EXERCISE DIRECTIONS:
Go through the listing beneath this task and return every line that carries the string "arrondissement".

__________________________________________________

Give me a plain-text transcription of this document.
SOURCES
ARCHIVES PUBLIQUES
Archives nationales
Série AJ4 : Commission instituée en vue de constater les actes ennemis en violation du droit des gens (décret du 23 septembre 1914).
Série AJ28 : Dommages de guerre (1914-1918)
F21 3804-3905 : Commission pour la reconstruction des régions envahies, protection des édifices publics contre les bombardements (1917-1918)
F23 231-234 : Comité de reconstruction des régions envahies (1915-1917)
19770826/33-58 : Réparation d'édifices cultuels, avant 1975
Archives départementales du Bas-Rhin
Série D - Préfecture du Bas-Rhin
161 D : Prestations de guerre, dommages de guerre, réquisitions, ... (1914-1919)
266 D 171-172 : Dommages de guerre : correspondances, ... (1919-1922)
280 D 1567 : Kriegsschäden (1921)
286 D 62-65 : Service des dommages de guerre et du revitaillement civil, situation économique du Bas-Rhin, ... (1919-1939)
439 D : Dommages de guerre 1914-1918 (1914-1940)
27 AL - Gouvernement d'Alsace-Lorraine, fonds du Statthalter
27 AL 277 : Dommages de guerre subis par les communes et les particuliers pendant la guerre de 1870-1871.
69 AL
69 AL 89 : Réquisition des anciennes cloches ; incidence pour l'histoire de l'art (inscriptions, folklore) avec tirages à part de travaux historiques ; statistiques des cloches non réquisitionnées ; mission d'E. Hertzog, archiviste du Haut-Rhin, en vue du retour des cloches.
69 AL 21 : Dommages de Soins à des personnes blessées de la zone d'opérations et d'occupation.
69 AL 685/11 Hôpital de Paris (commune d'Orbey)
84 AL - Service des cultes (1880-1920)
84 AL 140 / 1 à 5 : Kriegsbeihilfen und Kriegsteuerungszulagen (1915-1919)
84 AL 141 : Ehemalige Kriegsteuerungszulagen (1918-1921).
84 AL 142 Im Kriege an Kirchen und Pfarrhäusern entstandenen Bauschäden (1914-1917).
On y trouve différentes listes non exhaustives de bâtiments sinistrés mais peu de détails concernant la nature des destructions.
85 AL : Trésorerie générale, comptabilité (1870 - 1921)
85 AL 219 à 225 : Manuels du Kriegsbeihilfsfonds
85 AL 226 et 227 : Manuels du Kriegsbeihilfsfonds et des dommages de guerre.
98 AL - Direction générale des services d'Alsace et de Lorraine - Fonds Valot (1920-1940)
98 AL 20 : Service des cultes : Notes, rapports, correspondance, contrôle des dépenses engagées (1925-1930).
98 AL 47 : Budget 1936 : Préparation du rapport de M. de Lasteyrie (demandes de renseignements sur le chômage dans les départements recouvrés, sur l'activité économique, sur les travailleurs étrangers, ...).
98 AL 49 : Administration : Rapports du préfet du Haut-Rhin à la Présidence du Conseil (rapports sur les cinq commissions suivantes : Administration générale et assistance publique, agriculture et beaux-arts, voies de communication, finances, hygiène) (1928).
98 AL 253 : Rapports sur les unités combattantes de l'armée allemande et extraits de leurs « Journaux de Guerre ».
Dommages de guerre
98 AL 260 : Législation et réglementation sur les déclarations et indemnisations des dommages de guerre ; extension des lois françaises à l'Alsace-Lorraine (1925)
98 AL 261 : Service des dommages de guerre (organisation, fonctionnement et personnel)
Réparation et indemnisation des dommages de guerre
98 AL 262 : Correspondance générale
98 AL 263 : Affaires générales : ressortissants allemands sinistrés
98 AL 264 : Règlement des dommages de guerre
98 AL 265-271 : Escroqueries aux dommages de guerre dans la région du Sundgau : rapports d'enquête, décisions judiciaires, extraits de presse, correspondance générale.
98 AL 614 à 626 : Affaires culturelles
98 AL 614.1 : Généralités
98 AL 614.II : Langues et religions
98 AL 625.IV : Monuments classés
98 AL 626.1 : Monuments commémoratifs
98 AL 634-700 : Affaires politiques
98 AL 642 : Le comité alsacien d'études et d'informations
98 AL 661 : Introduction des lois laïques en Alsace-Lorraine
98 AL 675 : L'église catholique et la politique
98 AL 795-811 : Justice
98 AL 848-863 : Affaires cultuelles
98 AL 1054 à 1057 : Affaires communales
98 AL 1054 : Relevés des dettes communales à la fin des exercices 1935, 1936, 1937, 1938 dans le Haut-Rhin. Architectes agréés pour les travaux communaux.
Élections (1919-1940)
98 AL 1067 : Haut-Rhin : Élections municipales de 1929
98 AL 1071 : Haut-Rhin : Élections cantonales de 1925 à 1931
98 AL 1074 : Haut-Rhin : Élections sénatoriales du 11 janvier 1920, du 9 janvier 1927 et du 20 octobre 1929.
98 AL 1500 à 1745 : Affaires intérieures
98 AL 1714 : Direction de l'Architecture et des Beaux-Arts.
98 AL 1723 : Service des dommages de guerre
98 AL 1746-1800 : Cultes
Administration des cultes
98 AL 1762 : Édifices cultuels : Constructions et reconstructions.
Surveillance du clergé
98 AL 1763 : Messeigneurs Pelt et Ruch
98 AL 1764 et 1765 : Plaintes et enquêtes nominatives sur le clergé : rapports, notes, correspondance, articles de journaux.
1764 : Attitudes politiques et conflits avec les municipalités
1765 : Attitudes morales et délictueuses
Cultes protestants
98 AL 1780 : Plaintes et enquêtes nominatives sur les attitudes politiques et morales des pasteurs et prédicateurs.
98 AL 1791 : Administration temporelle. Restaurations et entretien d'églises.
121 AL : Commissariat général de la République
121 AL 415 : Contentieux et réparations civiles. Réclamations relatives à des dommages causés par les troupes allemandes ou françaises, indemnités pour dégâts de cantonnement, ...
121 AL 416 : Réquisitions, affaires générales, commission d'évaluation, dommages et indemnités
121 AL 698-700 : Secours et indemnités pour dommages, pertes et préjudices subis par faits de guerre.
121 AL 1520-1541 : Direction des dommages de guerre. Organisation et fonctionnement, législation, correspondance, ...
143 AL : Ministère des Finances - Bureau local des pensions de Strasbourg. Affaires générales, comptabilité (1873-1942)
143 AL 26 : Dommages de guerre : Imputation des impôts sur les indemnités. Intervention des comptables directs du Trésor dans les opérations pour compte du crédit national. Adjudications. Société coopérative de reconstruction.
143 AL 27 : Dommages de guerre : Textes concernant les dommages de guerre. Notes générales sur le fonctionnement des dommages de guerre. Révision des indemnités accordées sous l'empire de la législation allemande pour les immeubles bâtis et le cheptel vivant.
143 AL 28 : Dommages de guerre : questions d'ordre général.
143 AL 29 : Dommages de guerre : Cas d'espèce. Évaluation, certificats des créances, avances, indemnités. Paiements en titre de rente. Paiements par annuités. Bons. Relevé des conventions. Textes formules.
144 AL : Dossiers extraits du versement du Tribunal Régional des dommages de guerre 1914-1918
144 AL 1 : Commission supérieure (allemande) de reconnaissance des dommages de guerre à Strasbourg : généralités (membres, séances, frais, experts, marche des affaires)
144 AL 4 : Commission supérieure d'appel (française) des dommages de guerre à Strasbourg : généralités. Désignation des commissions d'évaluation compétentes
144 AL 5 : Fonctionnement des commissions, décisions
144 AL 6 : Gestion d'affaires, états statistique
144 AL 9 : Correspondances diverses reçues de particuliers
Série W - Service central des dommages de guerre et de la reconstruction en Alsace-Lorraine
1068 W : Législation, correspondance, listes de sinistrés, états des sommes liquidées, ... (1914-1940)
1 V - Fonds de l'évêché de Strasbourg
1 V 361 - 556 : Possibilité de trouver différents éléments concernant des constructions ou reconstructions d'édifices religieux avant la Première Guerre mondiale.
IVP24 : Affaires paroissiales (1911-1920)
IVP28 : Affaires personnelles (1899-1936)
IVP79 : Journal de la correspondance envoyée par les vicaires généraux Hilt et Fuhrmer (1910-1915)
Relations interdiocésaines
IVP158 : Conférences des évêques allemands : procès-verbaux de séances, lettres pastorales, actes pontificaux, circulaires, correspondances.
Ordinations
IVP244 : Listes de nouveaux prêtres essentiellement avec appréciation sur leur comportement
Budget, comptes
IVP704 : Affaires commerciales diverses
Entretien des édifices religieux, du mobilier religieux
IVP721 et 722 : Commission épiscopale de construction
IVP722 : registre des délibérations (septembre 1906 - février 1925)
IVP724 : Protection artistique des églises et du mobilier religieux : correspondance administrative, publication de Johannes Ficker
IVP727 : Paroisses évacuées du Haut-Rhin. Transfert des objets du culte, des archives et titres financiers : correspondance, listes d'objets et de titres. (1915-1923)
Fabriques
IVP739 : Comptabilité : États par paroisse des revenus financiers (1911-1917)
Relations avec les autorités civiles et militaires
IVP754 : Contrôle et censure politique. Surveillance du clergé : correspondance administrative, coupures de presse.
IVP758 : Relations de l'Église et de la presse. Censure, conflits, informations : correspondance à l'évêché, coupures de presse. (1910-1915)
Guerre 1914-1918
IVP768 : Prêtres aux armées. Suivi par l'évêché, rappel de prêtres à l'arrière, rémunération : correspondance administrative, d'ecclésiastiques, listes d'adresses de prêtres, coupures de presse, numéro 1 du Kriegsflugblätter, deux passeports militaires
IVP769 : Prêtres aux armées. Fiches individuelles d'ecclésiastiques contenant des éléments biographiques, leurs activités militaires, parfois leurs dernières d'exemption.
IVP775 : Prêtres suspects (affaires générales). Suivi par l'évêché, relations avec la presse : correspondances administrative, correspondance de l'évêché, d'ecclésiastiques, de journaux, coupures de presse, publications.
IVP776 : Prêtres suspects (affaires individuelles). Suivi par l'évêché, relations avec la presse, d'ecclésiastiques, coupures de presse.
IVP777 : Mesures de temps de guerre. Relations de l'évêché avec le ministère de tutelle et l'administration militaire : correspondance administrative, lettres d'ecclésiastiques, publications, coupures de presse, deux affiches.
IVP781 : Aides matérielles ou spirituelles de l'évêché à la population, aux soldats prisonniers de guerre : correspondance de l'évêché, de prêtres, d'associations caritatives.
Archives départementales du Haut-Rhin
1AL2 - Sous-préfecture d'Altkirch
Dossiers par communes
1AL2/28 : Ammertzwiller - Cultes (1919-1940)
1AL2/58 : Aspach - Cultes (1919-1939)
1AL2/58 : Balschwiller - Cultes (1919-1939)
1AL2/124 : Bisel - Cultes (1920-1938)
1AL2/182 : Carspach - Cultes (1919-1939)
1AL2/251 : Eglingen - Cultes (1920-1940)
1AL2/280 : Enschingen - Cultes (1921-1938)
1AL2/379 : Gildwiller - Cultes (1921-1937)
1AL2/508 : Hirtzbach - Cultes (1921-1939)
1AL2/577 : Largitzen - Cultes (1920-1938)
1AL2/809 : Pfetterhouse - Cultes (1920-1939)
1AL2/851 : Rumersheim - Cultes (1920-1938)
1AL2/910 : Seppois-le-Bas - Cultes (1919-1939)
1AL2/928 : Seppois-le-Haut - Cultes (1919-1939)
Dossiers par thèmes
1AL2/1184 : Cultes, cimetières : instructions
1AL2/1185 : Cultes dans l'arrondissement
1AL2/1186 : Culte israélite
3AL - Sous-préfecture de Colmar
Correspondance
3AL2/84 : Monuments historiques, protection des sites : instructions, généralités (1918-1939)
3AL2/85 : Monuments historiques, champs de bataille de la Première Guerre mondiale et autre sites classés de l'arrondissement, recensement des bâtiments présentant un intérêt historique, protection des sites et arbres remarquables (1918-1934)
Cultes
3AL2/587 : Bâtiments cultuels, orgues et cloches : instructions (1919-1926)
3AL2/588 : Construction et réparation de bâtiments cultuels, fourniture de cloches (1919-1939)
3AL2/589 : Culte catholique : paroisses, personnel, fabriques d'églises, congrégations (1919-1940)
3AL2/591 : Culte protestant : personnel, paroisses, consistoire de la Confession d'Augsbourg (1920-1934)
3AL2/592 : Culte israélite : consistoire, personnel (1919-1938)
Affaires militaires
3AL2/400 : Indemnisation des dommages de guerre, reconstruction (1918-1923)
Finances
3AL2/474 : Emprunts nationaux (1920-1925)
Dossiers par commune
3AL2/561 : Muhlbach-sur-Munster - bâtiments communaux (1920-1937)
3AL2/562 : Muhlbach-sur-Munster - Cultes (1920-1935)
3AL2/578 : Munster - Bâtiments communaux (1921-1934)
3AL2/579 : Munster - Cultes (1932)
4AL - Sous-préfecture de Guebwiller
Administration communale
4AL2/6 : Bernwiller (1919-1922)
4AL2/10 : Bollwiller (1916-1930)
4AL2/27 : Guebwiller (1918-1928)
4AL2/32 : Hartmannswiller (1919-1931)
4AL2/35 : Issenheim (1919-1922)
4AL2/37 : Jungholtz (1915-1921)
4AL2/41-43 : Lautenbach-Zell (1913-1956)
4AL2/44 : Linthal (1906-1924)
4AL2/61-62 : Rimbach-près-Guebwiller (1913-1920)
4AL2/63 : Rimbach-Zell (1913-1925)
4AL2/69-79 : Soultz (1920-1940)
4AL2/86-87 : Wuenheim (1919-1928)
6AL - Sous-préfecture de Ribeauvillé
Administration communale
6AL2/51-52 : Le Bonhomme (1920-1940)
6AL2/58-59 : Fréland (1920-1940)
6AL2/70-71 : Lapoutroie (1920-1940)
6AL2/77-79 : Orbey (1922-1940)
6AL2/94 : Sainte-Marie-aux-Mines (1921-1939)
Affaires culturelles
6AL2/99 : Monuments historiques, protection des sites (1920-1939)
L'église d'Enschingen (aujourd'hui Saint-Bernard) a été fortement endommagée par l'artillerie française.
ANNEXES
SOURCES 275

__________________________________________________

TASK SOLUTION:
1AL2/1185 : Cultes dans l'arrondissement
3AL2/85 : Monuments historiques, champs de bataille de la Première Guerre mondiale et autre sites classés de l'arrondissement, recensement des bâtiments présentant un intérêt historique, protection des sites et arbres remarquables (1918-1934)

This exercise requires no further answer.